(Records from a collection)
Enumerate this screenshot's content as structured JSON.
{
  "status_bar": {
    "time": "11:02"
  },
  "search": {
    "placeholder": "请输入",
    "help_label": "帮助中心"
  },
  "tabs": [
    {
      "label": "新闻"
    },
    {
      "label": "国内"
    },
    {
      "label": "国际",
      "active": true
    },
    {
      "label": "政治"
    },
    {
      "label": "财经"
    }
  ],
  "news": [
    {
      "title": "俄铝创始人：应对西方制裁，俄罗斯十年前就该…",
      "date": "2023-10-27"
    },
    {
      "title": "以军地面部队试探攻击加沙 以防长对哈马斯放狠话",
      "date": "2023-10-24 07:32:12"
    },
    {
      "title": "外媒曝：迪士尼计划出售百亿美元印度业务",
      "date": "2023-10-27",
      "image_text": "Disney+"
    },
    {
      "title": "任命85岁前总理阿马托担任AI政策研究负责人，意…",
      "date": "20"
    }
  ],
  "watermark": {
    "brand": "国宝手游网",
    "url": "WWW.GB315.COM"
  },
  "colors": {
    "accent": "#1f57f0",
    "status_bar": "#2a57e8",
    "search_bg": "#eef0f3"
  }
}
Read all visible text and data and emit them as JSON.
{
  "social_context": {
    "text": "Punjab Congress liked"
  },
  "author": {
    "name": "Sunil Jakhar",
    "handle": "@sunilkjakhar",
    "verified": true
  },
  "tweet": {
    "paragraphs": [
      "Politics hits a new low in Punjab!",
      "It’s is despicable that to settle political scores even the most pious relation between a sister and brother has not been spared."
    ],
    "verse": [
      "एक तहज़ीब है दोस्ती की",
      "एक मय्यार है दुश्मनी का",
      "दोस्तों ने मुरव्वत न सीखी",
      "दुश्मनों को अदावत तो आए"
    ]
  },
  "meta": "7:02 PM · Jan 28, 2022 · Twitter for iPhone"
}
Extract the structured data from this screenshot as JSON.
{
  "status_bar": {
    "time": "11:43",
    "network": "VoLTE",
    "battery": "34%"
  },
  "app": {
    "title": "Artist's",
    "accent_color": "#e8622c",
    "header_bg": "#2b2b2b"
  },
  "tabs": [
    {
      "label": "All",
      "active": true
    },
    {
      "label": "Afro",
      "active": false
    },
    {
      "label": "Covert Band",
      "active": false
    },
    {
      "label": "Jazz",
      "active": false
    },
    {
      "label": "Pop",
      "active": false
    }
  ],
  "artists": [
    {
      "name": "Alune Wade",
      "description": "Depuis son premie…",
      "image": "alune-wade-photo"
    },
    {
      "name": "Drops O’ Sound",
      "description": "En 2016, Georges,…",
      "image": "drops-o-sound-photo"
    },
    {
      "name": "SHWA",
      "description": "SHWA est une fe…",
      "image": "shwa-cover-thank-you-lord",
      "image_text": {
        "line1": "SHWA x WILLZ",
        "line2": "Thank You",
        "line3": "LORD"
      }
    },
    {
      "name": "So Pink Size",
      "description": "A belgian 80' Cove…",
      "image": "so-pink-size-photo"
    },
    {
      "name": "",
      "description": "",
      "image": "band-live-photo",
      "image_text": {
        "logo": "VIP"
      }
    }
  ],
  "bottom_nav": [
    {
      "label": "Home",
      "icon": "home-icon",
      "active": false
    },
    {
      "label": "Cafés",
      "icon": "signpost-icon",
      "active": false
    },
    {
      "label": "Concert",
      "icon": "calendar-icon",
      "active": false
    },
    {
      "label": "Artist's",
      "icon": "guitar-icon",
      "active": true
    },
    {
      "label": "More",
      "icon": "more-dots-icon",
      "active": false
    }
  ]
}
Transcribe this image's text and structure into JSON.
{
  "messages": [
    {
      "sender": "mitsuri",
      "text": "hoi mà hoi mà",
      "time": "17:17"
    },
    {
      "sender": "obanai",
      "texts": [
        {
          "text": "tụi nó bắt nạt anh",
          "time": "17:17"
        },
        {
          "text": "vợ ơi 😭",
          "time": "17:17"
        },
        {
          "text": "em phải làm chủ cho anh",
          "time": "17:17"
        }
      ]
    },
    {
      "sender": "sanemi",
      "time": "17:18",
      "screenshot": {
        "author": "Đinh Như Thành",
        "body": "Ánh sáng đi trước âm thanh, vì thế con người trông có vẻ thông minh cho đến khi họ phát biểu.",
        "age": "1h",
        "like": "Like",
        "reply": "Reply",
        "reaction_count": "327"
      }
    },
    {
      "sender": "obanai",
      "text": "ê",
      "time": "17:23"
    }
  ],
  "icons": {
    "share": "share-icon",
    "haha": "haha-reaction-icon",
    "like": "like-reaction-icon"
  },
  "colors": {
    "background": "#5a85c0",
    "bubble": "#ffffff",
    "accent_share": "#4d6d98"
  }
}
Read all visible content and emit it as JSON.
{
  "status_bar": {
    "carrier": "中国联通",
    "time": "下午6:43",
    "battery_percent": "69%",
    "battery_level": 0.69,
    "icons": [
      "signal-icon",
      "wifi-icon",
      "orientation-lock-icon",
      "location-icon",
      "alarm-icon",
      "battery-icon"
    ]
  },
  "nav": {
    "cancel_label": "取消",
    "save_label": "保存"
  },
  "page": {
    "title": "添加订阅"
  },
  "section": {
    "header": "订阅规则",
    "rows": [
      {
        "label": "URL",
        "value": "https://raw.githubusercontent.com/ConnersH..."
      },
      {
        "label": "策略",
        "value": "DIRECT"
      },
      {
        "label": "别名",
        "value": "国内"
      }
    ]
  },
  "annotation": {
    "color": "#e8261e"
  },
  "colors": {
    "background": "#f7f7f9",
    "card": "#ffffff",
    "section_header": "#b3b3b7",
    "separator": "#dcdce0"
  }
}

_What you need to do:_
Repeat the material from above exactly, word for word.

_Full output:_
Enumerate this screenshot's content as structured JSON.
{
  "status_bar": {
    "time": "11:02"
  },
  "search": {
    "placeholder": "请输入",
    "help_label": "帮助中心"
  },
  "tabs": [
    {
      "label": "新闻"
    },
    {
      "label": "国内"
    },
    {
      "label": "国际",
      "active": true
    },
    {
      "label": "政治"
    },
    {
      "label": "财经"
    }
  ],
  "news": [
    {
      "title": "俄铝创始人：应对西方制裁，俄罗斯十年前就该…",
      "date": "2023-10-27"
    },
    {
      "title": "以军地面部队试探攻击加沙 以防长对哈马斯放狠话",
      "date": "2023-10-24 07:32:12"
    },
    {
      "title": "外媒曝：迪士尼计划出售百亿美元印度业务",
      "date": "2023-10-27",
      "image_text": "Disney+"
    },
    {
      "title": "任命85岁前总理阿马托担任AI政策研究负责人，意…",
      "date": "20"
    }
  ],
  "watermark": {
    "brand": "国宝手游网",
    "url": "WWW.GB315.COM"
  },
  "colors": {
    "accent": "#1f57f0",
    "status_bar": "#2a57e8",
    "search_bg": "#eef0f3"
  }
}
Read all visible text and data and emit them as JSON.
{
  "social_context": {
    "text": "Punjab Congress liked"
  },
  "author": {
    "name": "Sunil Jakhar",
    "handle": "@sunilkjakhar",
    "verified": true
  },
  "tweet": {
    "paragraphs": [
      "Politics hits a new low in Punjab!",
      "It’s is despicable that to settle political scores even the most pious relation between a sister and brother has not been spared."
    ],
    "verse": [
      "एक तहज़ीब है दोस्ती की",
      "एक मय्यार है दुश्मनी का",
      "दोस्तों ने मुरव्वत न सीखी",
      "दुश्मनों को अदावत तो आए"
    ]
  },
  "meta": "7:02 PM · Jan 28, 2022 · Twitter for iPhone"
}
Extract the structured data from this screenshot as JSON.
{
  "status_bar": {
    "time": "11:43",
    "network": "VoLTE",
    "battery": "34%"
  },
  "app": {
    "title": "Artist's",
    "accent_color": "#e8622c",
    "header_bg": "#2b2b2b"
  },
  "tabs": [
    {
      "label": "All",
      "active": true
    },
    {
      "label": "Afro",
      "active": false
    },
    {
      "label": "Covert Band",
      "active": false
    },
    {
      "label": "Jazz",
      "active": false
    },
    {
      "label": "Pop",
      "active": false
    }
  ],
  "artists": [
    {
      "name": "Alune Wade",
      "description": "Depuis son premie…",
      "image": "alune-wade-photo"
    },
    {
      "name": "Drops O’ Sound",
      "description": "En 2016, Georges,…",
      "image": "drops-o-sound-photo"
    },
    {
      "name": "SHWA",
      "description": "SHWA est une fe…",
      "image": "shwa-cover-thank-you-lord",
      "image_text": {
        "line1": "SHWA x WILLZ",
        "line2": "Thank You",
        "line3": "LORD"
      }
    },
    {
      "name": "So Pink Size",
      "description": "A belgian 80' Cove…",
      "image": "so-pink-size-photo"
    },
    {
      "name": "",
      "description": "",
      "image": "band-live-photo",
      "image_text": {
        "logo": "VIP"
      }
    }
  ],
  "bottom_nav": [
    {
      "label": "Home",
      "icon": "home-icon",
      "active": false
    },
    {
      "label": "Cafés",
      "icon": "signpost-icon",
      "active": false
    },
    {
      "label": "Concert",
      "icon": "calendar-icon",
      "active": false
    },
    {
      "label": "Artist's",
      "icon": "guitar-icon",
      "active": true
    },
    {
      "label": "More",
      "icon": "more-dots-icon",
      "active": false
    }
  ]
}
Transcribe this image's text and structure into JSON.
{
  "messages": [
    {
      "sender": "mitsuri",
      "text": "hoi mà hoi mà",
      "time": "17:17"
    },
    {
      "sender": "obanai",
      "texts": [
        {
          "text": "tụi nó bắt nạt anh",
          "time": "17:17"
        },
        {
          "text": "vợ ơi 😭",
          "time": "17:17"
        },
        {
          "text": "em phải làm chủ cho anh",
          "time": "17:17"
        }
      ]
    },
    {
      "sender": "sanemi",
      "time": "17:18",
      "screenshot": {
        "author": "Đinh Như Thành",
        "body": "Ánh sáng đi trước âm thanh, vì thế con người trông có vẻ thông minh cho đến khi họ phát biểu.",
        "age": "1h",
        "like": "Like",
        "reply": "Reply",
        "reaction_count": "327"
      }
    },
    {
      "sender": "obanai",
      "text": "ê",
      "time": "17:23"
    }
  ],
  "icons": {
    "share": "share-icon",
    "haha": "haha-reaction-icon",
    "like": "like-reaction-icon"
  },
  "colors": {
    "background": "#5a85c0",
    "bubble": "#ffffff",
    "accent_share": "#4d6d98"
  }
}
Read all visible content and emit it as JSON.
{
  "status_bar": {
    "carrier": "中国联通",
    "time": "下午6:43",
    "battery_percent": "69%",
    "battery_level": 0.69,
    "icons": [
      "signal-icon",
      "wifi-icon",
      "orientation-lock-icon",
      "location-icon",
      "alarm-icon",
      "battery-icon"
    ]
  },
  "nav": {
    "cancel_label": "取消",
    "save_label": "保存"
  },
  "page": {
    "title": "添加订阅"
  },
  "section": {
    "header": "订阅规则",
    "rows": [
      {
        "label": "URL",
        "value": "https://raw.githubusercontent.com/ConnersH..."
      },
      {
        "label": "策略",
        "value": "DIRECT"
      },
      {
        "label": "别名",
        "value": "国内"
      }
    ]
  },
  "annotation": {
    "color": "#e8261e"
  },
  "colors": {
    "background": "#f7f7f9",
    "card": "#ffffff",
    "section_header": "#b3b3b7",
    "separator": "#dcdce0"
  }
}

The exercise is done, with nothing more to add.